### Required task
Copy each line of the records that holds the string "triangle".

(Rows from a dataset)
----

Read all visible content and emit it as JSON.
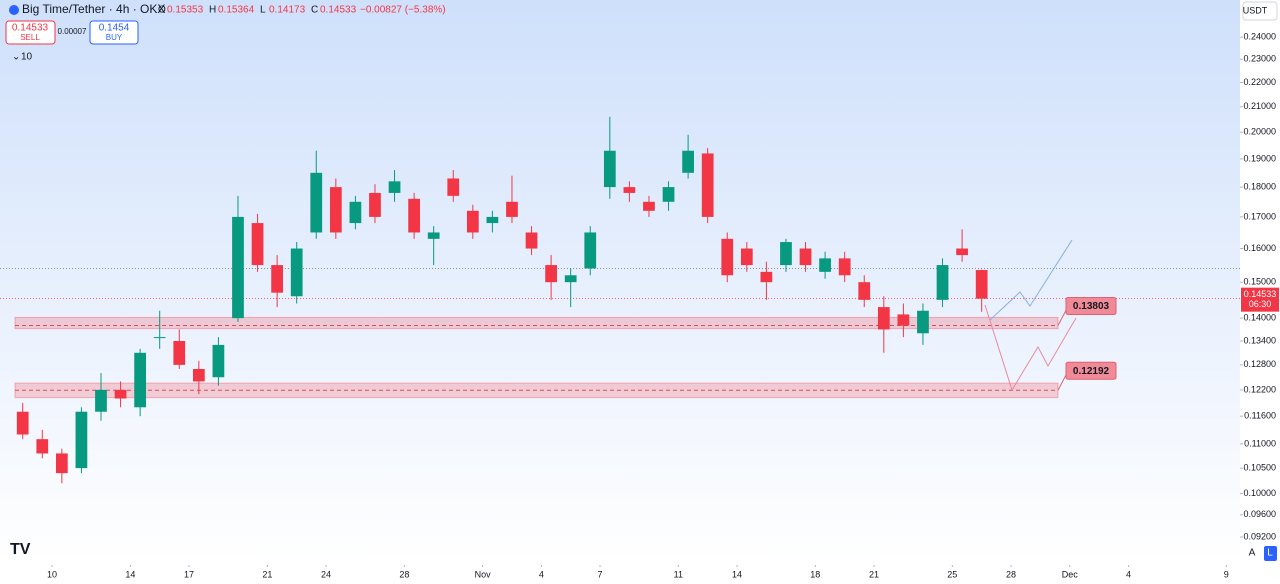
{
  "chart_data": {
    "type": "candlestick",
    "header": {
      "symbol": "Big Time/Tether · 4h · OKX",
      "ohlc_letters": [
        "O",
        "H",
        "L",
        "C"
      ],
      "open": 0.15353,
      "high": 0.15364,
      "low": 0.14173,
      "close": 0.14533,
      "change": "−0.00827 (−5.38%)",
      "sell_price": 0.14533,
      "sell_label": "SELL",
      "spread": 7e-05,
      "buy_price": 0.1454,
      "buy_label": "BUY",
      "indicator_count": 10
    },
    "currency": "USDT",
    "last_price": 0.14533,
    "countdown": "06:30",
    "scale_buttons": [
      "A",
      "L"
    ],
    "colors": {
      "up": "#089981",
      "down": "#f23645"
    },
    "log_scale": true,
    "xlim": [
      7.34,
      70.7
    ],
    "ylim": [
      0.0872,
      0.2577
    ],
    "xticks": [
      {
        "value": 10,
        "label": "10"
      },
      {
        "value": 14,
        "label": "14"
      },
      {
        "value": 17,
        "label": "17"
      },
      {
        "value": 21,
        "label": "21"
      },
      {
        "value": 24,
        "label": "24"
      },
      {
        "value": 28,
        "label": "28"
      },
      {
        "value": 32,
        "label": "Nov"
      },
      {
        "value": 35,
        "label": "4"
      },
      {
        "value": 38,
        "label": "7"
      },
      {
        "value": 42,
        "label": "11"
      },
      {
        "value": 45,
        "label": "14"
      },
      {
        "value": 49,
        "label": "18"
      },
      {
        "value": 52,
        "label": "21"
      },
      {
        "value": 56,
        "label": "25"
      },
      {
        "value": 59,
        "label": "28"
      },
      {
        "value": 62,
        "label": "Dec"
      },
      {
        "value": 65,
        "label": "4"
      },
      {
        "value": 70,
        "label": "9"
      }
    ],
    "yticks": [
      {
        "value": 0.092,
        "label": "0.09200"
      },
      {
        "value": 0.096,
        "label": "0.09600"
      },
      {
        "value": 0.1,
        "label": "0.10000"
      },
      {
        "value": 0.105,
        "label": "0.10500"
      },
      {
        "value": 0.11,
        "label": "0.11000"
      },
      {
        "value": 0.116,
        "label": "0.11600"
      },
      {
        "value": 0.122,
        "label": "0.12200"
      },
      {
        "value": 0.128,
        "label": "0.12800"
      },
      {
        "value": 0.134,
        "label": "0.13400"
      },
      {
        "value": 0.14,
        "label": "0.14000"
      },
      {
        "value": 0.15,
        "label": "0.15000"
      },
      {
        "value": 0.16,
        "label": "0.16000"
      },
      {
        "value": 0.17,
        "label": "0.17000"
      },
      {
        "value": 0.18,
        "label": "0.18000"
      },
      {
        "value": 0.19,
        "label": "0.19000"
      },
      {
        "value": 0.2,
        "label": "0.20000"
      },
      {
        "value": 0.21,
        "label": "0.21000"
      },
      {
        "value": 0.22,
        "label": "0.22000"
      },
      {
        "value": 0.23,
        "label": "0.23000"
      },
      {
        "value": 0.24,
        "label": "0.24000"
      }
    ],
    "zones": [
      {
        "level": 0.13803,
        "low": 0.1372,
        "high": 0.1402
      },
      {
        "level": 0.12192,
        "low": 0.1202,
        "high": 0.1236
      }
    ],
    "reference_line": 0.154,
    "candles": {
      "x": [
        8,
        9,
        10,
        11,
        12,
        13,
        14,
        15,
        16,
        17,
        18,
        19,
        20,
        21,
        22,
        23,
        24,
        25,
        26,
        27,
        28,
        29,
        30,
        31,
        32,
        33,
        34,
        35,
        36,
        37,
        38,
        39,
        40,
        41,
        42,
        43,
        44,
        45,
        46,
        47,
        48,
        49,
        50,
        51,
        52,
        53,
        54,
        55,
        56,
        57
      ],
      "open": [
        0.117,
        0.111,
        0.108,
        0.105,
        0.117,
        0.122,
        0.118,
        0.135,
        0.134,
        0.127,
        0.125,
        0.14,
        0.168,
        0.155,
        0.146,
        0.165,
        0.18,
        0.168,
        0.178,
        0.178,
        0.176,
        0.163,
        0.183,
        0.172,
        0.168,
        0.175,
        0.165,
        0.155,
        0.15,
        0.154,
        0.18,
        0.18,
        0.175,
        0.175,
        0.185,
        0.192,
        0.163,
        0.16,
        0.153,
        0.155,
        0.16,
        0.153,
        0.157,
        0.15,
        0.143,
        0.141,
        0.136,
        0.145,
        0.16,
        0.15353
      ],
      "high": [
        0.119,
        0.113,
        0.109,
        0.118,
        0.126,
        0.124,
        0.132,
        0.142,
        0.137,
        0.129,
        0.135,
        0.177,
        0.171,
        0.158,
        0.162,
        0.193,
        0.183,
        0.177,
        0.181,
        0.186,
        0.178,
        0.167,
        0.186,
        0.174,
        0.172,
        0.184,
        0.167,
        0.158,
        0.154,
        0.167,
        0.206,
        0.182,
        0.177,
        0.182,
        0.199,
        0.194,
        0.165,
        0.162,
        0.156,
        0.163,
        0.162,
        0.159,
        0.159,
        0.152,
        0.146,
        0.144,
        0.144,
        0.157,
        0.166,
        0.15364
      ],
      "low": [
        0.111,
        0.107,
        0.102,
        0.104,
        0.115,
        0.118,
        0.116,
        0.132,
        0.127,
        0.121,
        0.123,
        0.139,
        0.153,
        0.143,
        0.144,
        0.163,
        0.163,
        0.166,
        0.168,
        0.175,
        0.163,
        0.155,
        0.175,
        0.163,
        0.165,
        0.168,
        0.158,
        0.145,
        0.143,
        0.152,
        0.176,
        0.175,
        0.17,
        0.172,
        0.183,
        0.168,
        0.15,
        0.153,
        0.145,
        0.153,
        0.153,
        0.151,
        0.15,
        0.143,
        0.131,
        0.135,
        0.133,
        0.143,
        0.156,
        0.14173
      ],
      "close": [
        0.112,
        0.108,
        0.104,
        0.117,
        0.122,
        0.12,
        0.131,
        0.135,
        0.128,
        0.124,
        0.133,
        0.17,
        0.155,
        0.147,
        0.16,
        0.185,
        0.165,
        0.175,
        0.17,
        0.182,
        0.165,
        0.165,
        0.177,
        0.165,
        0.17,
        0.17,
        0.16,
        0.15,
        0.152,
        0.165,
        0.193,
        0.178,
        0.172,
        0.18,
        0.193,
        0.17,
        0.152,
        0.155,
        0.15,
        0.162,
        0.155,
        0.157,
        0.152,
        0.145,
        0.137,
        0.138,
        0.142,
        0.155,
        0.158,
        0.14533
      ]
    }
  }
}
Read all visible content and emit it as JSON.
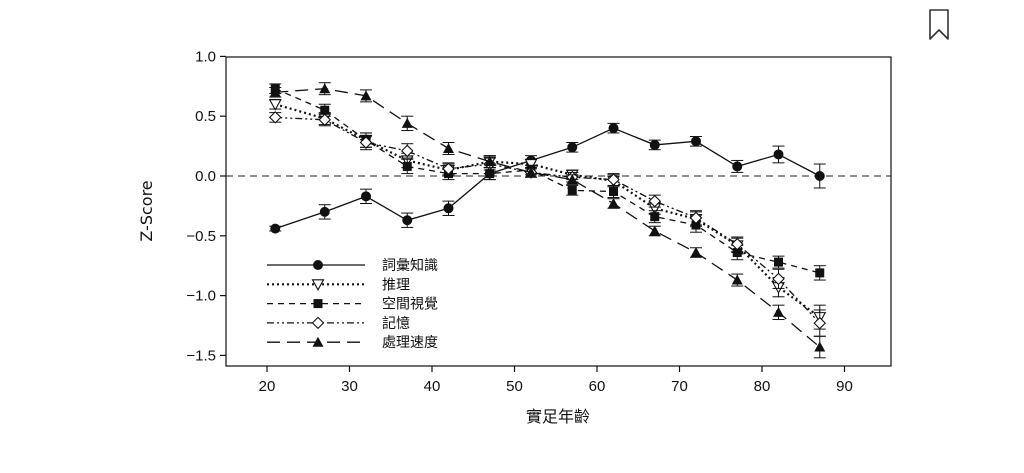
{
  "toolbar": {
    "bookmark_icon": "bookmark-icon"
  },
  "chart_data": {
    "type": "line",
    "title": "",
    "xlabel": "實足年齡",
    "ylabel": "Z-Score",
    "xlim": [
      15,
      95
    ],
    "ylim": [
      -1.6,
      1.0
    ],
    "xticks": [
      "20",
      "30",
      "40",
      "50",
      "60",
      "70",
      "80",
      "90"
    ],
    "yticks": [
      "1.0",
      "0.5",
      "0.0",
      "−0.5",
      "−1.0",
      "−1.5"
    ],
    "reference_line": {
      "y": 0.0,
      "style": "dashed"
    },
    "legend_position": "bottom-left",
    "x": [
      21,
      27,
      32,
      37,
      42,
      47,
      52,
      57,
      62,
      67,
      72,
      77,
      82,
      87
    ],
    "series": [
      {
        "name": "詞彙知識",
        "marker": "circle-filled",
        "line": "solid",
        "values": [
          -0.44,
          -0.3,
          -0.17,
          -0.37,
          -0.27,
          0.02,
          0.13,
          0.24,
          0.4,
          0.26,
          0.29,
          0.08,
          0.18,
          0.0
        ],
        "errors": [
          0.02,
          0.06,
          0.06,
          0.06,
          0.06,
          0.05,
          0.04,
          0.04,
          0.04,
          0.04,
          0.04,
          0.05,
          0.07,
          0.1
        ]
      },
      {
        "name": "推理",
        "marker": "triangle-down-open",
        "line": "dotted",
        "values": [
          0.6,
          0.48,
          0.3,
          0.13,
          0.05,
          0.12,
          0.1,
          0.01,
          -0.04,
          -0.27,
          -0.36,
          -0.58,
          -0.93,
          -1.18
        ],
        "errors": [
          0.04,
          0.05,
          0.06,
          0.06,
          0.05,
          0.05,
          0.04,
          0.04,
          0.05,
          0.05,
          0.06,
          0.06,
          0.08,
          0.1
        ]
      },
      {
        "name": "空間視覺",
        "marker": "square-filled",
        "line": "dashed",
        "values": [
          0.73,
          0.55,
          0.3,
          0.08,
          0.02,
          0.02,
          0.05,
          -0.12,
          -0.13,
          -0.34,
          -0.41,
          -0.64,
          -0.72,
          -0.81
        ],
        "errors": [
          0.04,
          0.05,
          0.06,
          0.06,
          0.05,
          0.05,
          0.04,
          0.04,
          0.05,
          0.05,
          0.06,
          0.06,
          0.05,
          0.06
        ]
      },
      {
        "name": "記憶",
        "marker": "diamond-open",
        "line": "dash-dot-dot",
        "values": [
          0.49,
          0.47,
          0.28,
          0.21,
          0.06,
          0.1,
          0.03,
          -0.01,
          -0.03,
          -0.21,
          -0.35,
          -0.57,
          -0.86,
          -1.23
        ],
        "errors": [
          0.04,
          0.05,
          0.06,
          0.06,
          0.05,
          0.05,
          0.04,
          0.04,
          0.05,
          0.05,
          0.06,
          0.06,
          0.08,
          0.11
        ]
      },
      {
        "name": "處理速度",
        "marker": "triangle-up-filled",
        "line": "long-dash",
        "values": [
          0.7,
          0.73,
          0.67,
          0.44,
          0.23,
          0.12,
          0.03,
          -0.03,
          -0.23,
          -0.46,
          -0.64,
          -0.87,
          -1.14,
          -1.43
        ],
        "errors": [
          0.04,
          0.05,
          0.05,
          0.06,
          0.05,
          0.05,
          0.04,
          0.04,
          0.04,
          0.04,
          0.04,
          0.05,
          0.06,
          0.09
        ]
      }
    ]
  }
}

----

### Exercise response
        "marker": "triangle-down-open",
        "marker": "triangle-up-filled",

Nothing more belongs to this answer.